-- START Data for processing --

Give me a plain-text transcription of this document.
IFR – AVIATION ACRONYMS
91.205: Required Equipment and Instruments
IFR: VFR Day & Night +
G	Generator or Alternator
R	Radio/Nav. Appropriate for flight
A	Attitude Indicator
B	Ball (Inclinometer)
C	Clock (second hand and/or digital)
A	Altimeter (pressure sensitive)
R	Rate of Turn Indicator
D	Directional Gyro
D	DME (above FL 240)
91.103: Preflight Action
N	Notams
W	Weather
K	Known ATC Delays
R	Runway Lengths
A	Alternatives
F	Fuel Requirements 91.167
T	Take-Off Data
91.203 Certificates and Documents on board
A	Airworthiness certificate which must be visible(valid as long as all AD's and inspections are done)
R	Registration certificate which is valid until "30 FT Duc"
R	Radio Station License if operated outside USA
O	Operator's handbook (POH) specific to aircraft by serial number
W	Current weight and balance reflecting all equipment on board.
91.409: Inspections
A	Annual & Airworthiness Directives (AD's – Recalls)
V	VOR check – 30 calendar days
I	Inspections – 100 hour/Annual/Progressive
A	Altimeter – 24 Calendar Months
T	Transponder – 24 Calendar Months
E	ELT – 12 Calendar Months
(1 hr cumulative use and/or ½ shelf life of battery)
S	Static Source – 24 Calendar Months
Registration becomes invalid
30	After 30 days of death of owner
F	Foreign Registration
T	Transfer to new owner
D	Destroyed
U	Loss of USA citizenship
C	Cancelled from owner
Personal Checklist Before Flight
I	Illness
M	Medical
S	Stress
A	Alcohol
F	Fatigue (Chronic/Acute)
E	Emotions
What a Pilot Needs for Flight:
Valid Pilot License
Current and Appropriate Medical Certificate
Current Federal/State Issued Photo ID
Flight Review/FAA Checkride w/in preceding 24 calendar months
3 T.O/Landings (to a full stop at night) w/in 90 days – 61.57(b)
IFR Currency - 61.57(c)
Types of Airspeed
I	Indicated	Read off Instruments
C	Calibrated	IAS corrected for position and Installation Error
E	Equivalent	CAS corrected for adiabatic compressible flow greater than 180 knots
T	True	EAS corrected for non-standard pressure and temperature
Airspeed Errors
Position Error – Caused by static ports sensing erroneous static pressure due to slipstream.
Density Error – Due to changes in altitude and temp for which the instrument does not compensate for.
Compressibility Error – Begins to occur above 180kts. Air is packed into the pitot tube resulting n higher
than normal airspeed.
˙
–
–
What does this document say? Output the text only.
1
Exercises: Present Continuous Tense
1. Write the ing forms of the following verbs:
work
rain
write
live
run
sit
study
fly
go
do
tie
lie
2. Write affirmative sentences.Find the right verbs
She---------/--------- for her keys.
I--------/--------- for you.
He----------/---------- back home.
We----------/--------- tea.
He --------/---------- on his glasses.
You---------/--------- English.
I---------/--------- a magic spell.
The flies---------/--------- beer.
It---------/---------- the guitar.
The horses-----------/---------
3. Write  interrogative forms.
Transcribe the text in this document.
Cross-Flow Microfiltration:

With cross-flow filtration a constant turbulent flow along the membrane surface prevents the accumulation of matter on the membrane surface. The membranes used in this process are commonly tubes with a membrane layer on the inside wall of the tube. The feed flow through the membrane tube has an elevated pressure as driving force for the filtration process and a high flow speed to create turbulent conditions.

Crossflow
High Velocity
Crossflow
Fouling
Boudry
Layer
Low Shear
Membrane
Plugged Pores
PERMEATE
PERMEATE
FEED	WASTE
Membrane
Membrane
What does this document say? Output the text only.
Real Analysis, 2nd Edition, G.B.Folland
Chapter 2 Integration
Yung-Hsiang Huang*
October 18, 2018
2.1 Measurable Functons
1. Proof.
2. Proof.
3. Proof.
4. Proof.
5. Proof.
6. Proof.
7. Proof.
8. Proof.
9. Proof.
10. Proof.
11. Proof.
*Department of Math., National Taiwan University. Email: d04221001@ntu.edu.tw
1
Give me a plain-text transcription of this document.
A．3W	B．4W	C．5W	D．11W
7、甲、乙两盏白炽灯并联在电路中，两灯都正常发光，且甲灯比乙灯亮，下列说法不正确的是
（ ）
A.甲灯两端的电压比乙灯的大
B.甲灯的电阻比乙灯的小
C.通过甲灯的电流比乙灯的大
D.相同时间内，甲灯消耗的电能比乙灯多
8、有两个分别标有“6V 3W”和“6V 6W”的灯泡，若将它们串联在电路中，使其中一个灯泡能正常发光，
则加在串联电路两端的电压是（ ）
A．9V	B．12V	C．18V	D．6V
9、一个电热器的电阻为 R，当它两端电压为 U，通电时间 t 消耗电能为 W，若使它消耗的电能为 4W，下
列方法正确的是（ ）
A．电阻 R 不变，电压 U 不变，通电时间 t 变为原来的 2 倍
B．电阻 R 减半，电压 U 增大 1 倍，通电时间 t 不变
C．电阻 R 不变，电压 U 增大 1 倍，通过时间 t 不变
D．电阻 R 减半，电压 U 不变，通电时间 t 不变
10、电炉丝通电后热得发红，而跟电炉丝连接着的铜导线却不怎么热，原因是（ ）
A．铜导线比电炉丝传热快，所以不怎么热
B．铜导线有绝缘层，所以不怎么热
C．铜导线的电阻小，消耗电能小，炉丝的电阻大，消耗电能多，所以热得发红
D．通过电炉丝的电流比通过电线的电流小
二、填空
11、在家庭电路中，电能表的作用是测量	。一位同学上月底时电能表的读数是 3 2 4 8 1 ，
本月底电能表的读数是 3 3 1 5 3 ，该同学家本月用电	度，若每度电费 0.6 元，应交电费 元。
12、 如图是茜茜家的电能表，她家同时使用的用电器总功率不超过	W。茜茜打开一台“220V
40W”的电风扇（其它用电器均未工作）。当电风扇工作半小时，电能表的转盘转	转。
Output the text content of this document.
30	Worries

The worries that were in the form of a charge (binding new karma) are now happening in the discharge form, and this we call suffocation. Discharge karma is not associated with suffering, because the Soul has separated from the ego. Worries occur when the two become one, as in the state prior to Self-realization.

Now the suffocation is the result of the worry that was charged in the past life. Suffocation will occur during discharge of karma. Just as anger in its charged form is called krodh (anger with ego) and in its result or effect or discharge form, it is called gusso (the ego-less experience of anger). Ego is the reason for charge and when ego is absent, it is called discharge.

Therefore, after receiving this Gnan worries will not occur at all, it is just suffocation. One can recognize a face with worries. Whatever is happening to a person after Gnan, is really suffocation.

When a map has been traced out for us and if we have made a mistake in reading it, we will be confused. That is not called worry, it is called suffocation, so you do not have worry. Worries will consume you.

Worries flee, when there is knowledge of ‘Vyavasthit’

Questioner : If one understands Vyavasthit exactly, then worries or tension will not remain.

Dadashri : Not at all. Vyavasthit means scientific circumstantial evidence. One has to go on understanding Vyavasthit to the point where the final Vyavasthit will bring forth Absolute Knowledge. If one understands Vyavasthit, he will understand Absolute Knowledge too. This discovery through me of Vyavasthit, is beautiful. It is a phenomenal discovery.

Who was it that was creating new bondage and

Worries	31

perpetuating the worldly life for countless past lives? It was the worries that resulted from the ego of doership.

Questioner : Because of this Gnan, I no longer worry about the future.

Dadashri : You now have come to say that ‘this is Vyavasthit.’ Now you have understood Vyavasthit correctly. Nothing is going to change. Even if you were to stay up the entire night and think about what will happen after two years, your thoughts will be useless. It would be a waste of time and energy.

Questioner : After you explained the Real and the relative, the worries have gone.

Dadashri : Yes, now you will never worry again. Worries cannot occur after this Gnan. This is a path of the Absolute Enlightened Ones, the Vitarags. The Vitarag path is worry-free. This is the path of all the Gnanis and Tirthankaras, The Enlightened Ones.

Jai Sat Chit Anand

-- END Data for processing --

> Short problem
Can you restate every record above word for word?

> Solved problem
Give me a plain-text transcription of this document.
IFR – AVIATION ACRONYMS
91.205: Required Equipment and Instruments
IFR: VFR Day & Night +
G	Generator or Alternator
R	Radio/Nav. Appropriate for flight
A	Attitude Indicator
B	Ball (Inclinometer)
C	Clock (second hand and/or digital)
A	Altimeter (pressure sensitive)
R	Rate of Turn Indicator
D	Directional Gyro
D	DME (above FL 240)
91.103: Preflight Action
N	Notams
W	Weather
K	Known ATC Delays
R	Runway Lengths
A	Alternatives
F	Fuel Requirements 91.167
T	Take-Off Data
91.203 Certificates and Documents on board
A	Airworthiness certificate which must be visible(valid as long as all AD's and inspections are done)
R	Registration certificate which is valid until "30 FT Duc"
R	Radio Station License if operated outside USA
O	Operator's handbook (POH) specific to aircraft by serial number
W	Current weight and balance reflecting all equipment on board.
91.409: Inspections
A	Annual & Airworthiness Directives (AD's – Recalls)
V	VOR check – 30 calendar days
I	Inspections – 100 hour/Annual/Progressive
A	Altimeter – 24 Calendar Months
T	Transponder – 24 Calendar Months
E	ELT – 12 Calendar Months
(1 hr cumulative use and/or ½ shelf life of battery)
S	Static Source – 24 Calendar Months
Registration becomes invalid
30	After 30 days of death of owner
F	Foreign Registration
T	Transfer to new owner
D	Destroyed
U	Loss of USA citizenship
C	Cancelled from owner
Personal Checklist Before Flight
I	Illness
M	Medical
S	Stress
A	Alcohol
F	Fatigue (Chronic/Acute)
E	Emotions
What a Pilot Needs for Flight:
Valid Pilot License
Current and Appropriate Medical Certificate
Current Federal/State Issued Photo ID
Flight Review/FAA Checkride w/in preceding 24 calendar months
3 T.O/Landings (to a full stop at night) w/in 90 days – 61.57(b)
IFR Currency - 61.57(c)
Types of Airspeed
I	Indicated	Read off Instruments
C	Calibrated	IAS corrected for position and Installation Error
E	Equivalent	CAS corrected for adiabatic compressible flow greater than 180 knots
T	True	EAS corrected for non-standard pressure and temperature
Airspeed Errors
Position Error – Caused by static ports sensing erroneous static pressure due to slipstream.
Density Error – Due to changes in altitude and temp for which the instrument does not compensate for.
Compressibility Error – Begins to occur above 180kts. Air is packed into the pitot tube resulting n higher
than normal airspeed.
˙
–
–
What does this document say? Output the text only.
1
Exercises: Present Continuous Tense
1. Write the ing forms of the following verbs:
work
rain
write
live
run
sit
study
fly
go
do
tie
lie
2. Write affirmative sentences.Find the right verbs
She---------/--------- for her keys.
I--------/--------- for you.
He----------/---------- back home.
We----------/--------- tea.
He --------/---------- on his glasses.
You---------/--------- English.
I---------/--------- a magic spell.
The flies---------/--------- beer.
It---------/---------- the guitar.
The horses-----------/---------
3. Write  interrogative forms.
Transcribe the text in this document.
Cross-Flow Microfiltration:

With cross-flow filtration a constant turbulent flow along the membrane surface prevents the accumulation of matter on the membrane surface. The membranes used in this process are commonly tubes with a membrane layer on the inside wall of the tube. The feed flow through the membrane tube has an elevated pressure as driving force for the filtration process and a high flow speed to create turbulent conditions.

Crossflow
High Velocity
Crossflow
Fouling
Boudry
Layer
Low Shear
Membrane
Plugged Pores
PERMEATE
PERMEATE
FEED	WASTE
Membrane
Membrane
What does this document say? Output the text only.
Real Analysis, 2nd Edition, G.B.Folland
Chapter 2 Integration
Yung-Hsiang Huang*
October 18, 2018
2.1 Measurable Functons
1. Proof.
2. Proof.
3. Proof.
4. Proof.
5. Proof.
6. Proof.
7. Proof.
8. Proof.
9. Proof.
10. Proof.
11. Proof.
*Department of Math., National Taiwan University. Email: d04221001@ntu.edu.tw
1
Give me a plain-text transcription of this document.
A．3W	B．4W	C．5W	D．11W
7、甲、乙两盏白炽灯并联在电路中，两灯都正常发光，且甲灯比乙灯亮，下列说法不正确的是
（ ）
A.甲灯两端的电压比乙灯的大
B.甲灯的电阻比乙灯的小
C.通过甲灯的电流比乙灯的大
D.相同时间内，甲灯消耗的电能比乙灯多
8、有两个分别标有“6V 3W”和“6V 6W”的灯泡，若将它们串联在电路中，使其中一个灯泡能正常发光，
则加在串联电路两端的电压是（ ）
A．9V	B．12V	C．18V	D．6V
9、一个电热器的电阻为 R，当它两端电压为 U，通电时间 t 消耗电能为 W，若使它消耗的电能为 4W，下
列方法正确的是（ ）
A．电阻 R 不变，电压 U 不变，通电时间 t 变为原来的 2 倍
B．电阻 R 减半，电压 U 增大 1 倍，通电时间 t 不变
C．电阻 R 不变，电压 U 增大 1 倍，通过时间 t 不变
D．电阻 R 减半，电压 U 不变，通电时间 t 不变
10、电炉丝通电后热得发红，而跟电炉丝连接着的铜导线却不怎么热，原因是（ ）
A．铜导线比电炉丝传热快，所以不怎么热
B．铜导线有绝缘层，所以不怎么热
C．铜导线的电阻小，消耗电能小，炉丝的电阻大，消耗电能多，所以热得发红
D．通过电炉丝的电流比通过电线的电流小
二、填空
11、在家庭电路中，电能表的作用是测量	。一位同学上月底时电能表的读数是 3 2 4 8 1 ，
本月底电能表的读数是 3 3 1 5 3 ，该同学家本月用电	度，若每度电费 0.6 元，应交电费 元。
12、 如图是茜茜家的电能表，她家同时使用的用电器总功率不超过	W。茜茜打开一台“220V
40W”的电风扇（其它用电器均未工作）。当电风扇工作半小时，电能表的转盘转	转。
Output the text content of this document.
30	Worries

The worries that were in the form of a charge (binding new karma) are now happening in the discharge form, and this we call suffocation. Discharge karma is not associated with suffering, because the Soul has separated from the ego. Worries occur when the two become one, as in the state prior to Self-realization.

Now the suffocation is the result of the worry that was charged in the past life. Suffocation will occur during discharge of karma. Just as anger in its charged form is called krodh (anger with ego) and in its result or effect or discharge form, it is called gusso (the ego-less experience of anger). Ego is the reason for charge and when ego is absent, it is called discharge.

Therefore, after receiving this Gnan worries will not occur at all, it is just suffocation. One can recognize a face with worries. Whatever is happening to a person after Gnan, is really suffocation.

When a map has been traced out for us and if we have made a mistake in reading it, we will be confused. That is not called worry, it is called suffocation, so you do not have worry. Worries will consume you.

Worries flee, when there is knowledge of ‘Vyavasthit’

Questioner : If one understands Vyavasthit exactly, then worries or tension will not remain.

Dadashri : Not at all. Vyavasthit means scientific circumstantial evidence. One has to go on understanding Vyavasthit to the point where the final Vyavasthit will bring forth Absolute Knowledge. If one understands Vyavasthit, he will understand Absolute Knowledge too. This discovery through me of Vyavasthit, is beautiful. It is a phenomenal discovery.

Who was it that was creating new bondage and

Worries	31

perpetuating the worldly life for countless past lives? It was the worries that resulted from the ego of doership.

Questioner : Because of this Gnan, I no longer worry about the future.

Dadashri : You now have come to say that ‘this is Vyavasthit.’ Now you have understood Vyavasthit correctly. Nothing is going to change. Even if you were to stay up the entire night and think about what will happen after two years, your thoughts will be useless. It would be a waste of time and energy.

Questioner : After you explained the Real and the relative, the worries have gone.

Dadashri : Yes, now you will never worry again. Worries cannot occur after this Gnan. This is a path of the Absolute Enlightened Ones, the Vitarags. The Vitarag path is worry-free. This is the path of all the Gnanis and Tirthankaras, The Enlightened Ones.

Jai Sat Chit Anand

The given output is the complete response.